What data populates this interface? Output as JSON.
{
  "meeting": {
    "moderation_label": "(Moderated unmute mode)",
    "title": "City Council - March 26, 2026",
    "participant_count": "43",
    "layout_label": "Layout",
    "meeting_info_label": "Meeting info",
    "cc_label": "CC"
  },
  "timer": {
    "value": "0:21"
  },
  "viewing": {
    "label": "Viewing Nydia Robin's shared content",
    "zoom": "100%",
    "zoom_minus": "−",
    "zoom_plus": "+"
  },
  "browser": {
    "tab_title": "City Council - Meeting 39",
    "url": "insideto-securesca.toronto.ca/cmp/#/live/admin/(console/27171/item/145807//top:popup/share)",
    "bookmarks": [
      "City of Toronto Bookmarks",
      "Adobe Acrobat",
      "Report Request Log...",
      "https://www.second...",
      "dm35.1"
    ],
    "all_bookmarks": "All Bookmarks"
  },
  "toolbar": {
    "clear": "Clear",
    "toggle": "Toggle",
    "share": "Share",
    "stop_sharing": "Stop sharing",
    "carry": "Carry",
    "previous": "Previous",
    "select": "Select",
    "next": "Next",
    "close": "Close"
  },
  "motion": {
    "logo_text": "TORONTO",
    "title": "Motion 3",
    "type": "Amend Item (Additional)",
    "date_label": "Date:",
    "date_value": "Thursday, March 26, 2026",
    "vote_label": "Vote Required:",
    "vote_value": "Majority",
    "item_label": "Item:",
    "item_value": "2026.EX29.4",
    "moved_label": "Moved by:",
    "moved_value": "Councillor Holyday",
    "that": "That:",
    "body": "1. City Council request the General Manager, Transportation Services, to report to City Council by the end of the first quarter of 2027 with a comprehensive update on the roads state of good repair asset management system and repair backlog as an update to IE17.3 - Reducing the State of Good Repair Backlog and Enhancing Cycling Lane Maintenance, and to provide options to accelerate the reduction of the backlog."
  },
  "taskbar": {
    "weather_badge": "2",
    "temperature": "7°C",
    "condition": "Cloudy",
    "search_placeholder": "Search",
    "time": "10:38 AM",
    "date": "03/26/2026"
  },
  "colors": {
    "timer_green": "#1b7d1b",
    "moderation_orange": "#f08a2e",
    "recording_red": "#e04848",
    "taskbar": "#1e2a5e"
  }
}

# WORK TO BE COMPLETED
Each line that holds the word "March" is to be copied.

# THE REPLY
    "title": "City Council - March 26, 2026",
    "date_value": "Thursday, March 26, 2026",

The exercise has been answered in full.